Required work.
Omit every picture and output the rest of the records exactly as they are.

Listed entries.
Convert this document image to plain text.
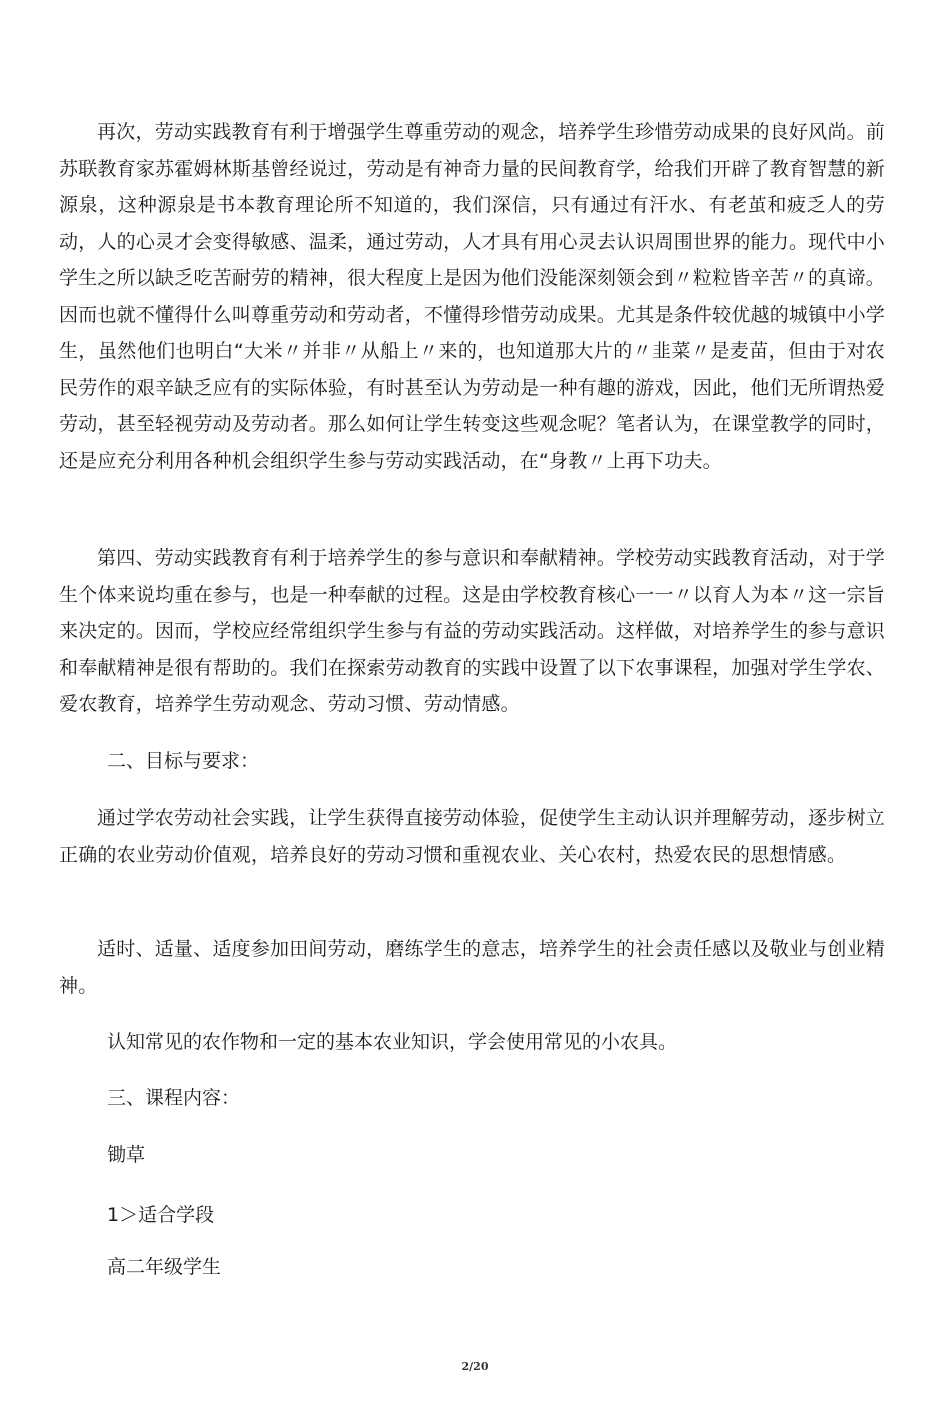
再次，劳动实践教育有利于增强学生尊重劳动的观念，培养学生珍惜劳动成果的良好风尚。前苏联教育家苏霍姆林斯基曾经说过，劳动是有神奇力量的民间教育学，给我们开辟了教育智慧的新源泉，这种源泉是书本教育理论所不知道的，我们深信，只有通过有汗水、有老茧和疲乏人的劳动，人的心灵才会变得敏感、温柔，通过劳动，人才具有用心灵去认识周围世界的能力。现代中小学生之所以缺乏吃苦耐劳的精神，很大程度上是因为他们没能深刻领会到〃粒粒皆辛苦〃的真谛。因而也就不懂得什么叫尊重劳动和劳动者，不懂得珍惜劳动成果。尤其是条件较优越的城镇中小学生，虽然他们也明白“大米〃并非〃从船上〃来的，也知道那大片的〃韭菜〃是麦苗，但由于对农民劳作的艰辛缺乏应有的实际体验，有时甚至认为劳动是一种有趣的游戏，因此，他们无所谓热爱劳动，甚至轻视劳动及劳动者。那么如何让学生转变这些观念呢？笔者认为，在课堂教学的同时，还是应充分利用各种机会组织学生参与劳动实践活动，在“身教〃上再下功夫。

第四、劳动实践教育有利于培养学生的参与意识和奉献精神。学校劳动实践教育活动，对于学生个体来说均重在参与，也是一种奉献的过程。这是由学校教育核心一一〃以育人为本〃这一宗旨来决定的。因而，学校应经常组织学生参与有益的劳动实践活动。这样做，对培养学生的参与意识和奉献精神是很有帮助的。我们在探索劳动教育的实践中设置了以下农事课程，加强对学生学农、爱农教育，培养学生劳动观念、劳动习惯、劳动情感。

二、目标与要求：

通过学农劳动社会实践，让学生获得直接劳动体验，促使学生主动认识并理解劳动，逐步树立正确的农业劳动价值观，培养良好的劳动习惯和重视农业、关心农村，热爱农民的思想情感。

适时、适量、适度参加田间劳动，磨练学生的意志，培养学生的社会责任感以及敬业与创业精神。

认知常见的农作物和一定的基本农业知识，学会使用常见的小农具。

三、课程内容：

锄草

1＞适合学段

高二年级学生

2/20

Solution.
Convert this document image to plain text.
再次，劳动实践教育有利于增强学生尊重劳动的观念，培养学生珍惜劳动成果的良好风尚。前苏联教育家苏霍姆林斯基曾经说过，劳动是有神奇力量的民间教育学，给我们开辟了教育智慧的新源泉，这种源泉是书本教育理论所不知道的，我们深信，只有通过有汗水、有老茧和疲乏人的劳动，人的心灵才会变得敏感、温柔，通过劳动，人才具有用心灵去认识周围世界的能力。现代中小学生之所以缺乏吃苦耐劳的精神，很大程度上是因为他们没能深刻领会到〃粒粒皆辛苦〃的真谛。因而也就不懂得什么叫尊重劳动和劳动者，不懂得珍惜劳动成果。尤其是条件较优越的城镇中小学生，虽然他们也明白“大米〃并非〃从船上〃来的，也知道那大片的〃韭菜〃是麦苗，但由于对农民劳作的艰辛缺乏应有的实际体验，有时甚至认为劳动是一种有趣的游戏，因此，他们无所谓热爱劳动，甚至轻视劳动及劳动者。那么如何让学生转变这些观念呢？笔者认为，在课堂教学的同时，还是应充分利用各种机会组织学生参与劳动实践活动，在“身教〃上再下功夫。

第四、劳动实践教育有利于培养学生的参与意识和奉献精神。学校劳动实践教育活动，对于学生个体来说均重在参与，也是一种奉献的过程。这是由学校教育核心一一〃以育人为本〃这一宗旨来决定的。因而，学校应经常组织学生参与有益的劳动实践活动。这样做，对培养学生的参与意识和奉献精神是很有帮助的。我们在探索劳动教育的实践中设置了以下农事课程，加强对学生学农、爱农教育，培养学生劳动观念、劳动习惯、劳动情感。

二、目标与要求：

通过学农劳动社会实践，让学生获得直接劳动体验，促使学生主动认识并理解劳动，逐步树立正确的农业劳动价值观，培养良好的劳动习惯和重视农业、关心农村，热爱农民的思想情感。

适时、适量、适度参加田间劳动，磨练学生的意志，培养学生的社会责任感以及敬业与创业精神。

认知常见的农作物和一定的基本农业知识，学会使用常见的小农具。

三、课程内容：

锄草

1＞适合学段

高二年级学生

2/20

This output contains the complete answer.